# Exercise
Below are entries. Pull out all lines containing "一半是鱼".

[Dataset entries]
··········
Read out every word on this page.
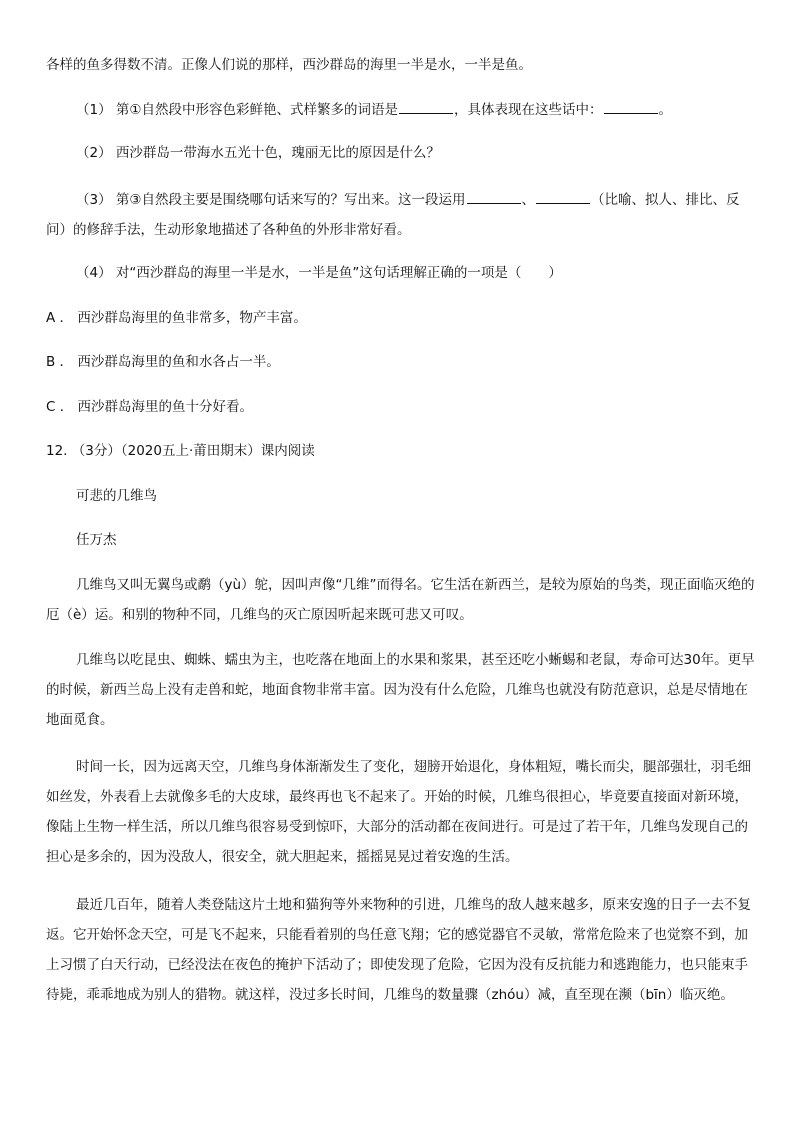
各样的鱼多得数不清。正像人们说的那样，西沙群岛的海里一半是水，一半是鱼。
（1） 第①自然段中形容色彩鲜艳、式样繁多的词语是	，具体表现在这些话中：	。
（2） 西沙群岛一带海水五光十色，瑰丽无比的原因是什么？
（3） 第③自然段主要是围绕哪句话来写的？写出来。这一段运用	、	（比喻、拟人、排比、反问）的修辞手法，生动形象地描述了各种鱼的外形非常好看。
（4） 对“西沙群岛的海里一半是水，一半是鱼”这句话理解正确的一项是（　　）
A ． 西沙群岛海里的鱼非常多，物产丰富。
B ． 西沙群岛海里的鱼和水各占一半。
C ． 西沙群岛海里的鱼十分好看。
12. （3分）（2020五上·莆田期末）课内阅读
可悲的几维鸟
任万杰
几维鸟又叫无翼鸟或鹬（yù）鸵，因叫声像“几维”而得名。它生活在新西兰，是较为原始的鸟类，现正面临灭绝的厄（è）运。和别的物种不同，几维鸟的灭亡原因听起来既可悲又可叹。
几维鸟以吃昆虫、蜘蛛、蠕虫为主，也吃落在地面上的水果和浆果，甚至还吃小蜥蜴和老鼠，寿命可达30年。更早的时候，新西兰岛上没有走兽和蛇，地面食物非常丰富。因为没有什么危险，几维鸟也就没有防范意识，总是尽情地在地面觅食。
时间一长，因为远离天空，几维鸟身体渐渐发生了变化，翅膀开始退化，身体粗短，嘴长而尖，腿部强壮，羽毛细如丝发，外表看上去就像多毛的大皮球，最终再也飞不起来了。开始的时候，几维鸟很担心，毕竟要直接面对新环境，像陆上生物一样生活，所以几维鸟很容易受到惊吓，大部分的活动都在夜间进行。可是过了若干年，几维鸟发现自己的担心是多余的，因为没敌人，很安全，就大胆起来，摇摇晃晃过着安逸的生活。
最近几百年，随着人类登陆这片土地和猫狗等外来物种的引进，几维鸟的敌人越来越多，原来安逸的日子一去不复返。它开始怀念天空，可是飞不起来，只能看着别的鸟任意飞翔；它的感觉器官不灵敏，常常危险来了也觉察不到，加上习惯了白天行动，已经没法在夜色的掩护下活动了；即使发现了危险，它因为没有反抗能力和逃跑能力，也只能束手待毙，乖乖地成为别人的猎物。就这样，没过多长时间，几维鸟的数量骤（zhóu）减，直至现在濒（bīn）临灭绝。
··········
# Answer to the exercise
各样的鱼多得数不清。正像人们说的那样，西沙群岛的海里一半是水，一半是鱼。
（4） 对“西沙群岛的海里一半是水，一半是鱼”这句话理解正确的一项是（　　）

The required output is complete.